> _GIVEN REQUEST_: Without skipping anything, write out each record below exactly.

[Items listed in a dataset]
----

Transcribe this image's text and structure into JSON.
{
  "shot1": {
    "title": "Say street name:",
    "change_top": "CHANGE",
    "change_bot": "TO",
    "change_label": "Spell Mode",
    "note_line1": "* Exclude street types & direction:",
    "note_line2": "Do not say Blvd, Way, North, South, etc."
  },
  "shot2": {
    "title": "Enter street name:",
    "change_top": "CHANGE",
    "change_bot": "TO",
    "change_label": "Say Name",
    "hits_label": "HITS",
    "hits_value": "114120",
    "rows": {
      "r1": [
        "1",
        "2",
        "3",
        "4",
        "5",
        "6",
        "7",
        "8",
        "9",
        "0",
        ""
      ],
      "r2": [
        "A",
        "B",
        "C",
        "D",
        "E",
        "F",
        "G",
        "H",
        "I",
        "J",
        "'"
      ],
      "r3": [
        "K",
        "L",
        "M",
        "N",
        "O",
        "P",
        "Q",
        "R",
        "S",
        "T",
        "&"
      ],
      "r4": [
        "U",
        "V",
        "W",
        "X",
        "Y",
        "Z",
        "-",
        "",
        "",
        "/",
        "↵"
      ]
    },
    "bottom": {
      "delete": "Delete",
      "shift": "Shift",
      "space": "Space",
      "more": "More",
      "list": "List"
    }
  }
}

----

> _WRITTEN RESPONSE_:
Transcribe this image's text and structure into JSON.
{
  "shot1": {
    "title": "Say street name:",
    "change_top": "CHANGE",
    "change_bot": "TO",
    "change_label": "Spell Mode",
    "note_line1": "* Exclude street types & direction:",
    "note_line2": "Do not say Blvd, Way, North, South, etc."
  },
  "shot2": {
    "title": "Enter street name:",
    "change_top": "CHANGE",
    "change_bot": "TO",
    "change_label": "Say Name",
    "hits_label": "HITS",
    "hits_value": "114120",
    "rows": {
      "r1": [
        "1",
        "2",
        "3",
        "4",
        "5",
        "6",
        "7",
        "8",
        "9",
        "0",
        ""
      ],
      "r2": [
        "A",
        "B",
        "C",
        "D",
        "E",
        "F",
        "G",
        "H",
        "I",
        "J",
        "'"
      ],
      "r3": [
        "K",
        "L",
        "M",
        "N",
        "O",
        "P",
        "Q",
        "R",
        "S",
        "T",
        "&"
      ],
      "r4": [
        "U",
        "V",
        "W",
        "X",
        "Y",
        "Z",
        "-",
        "",
        "",
        "/",
        "↵"
      ]
    },
    "bottom": {
      "delete": "Delete",
      "shift": "Shift",
      "space": "Space",
      "more": "More",
      "list": "List"
    }
  }
}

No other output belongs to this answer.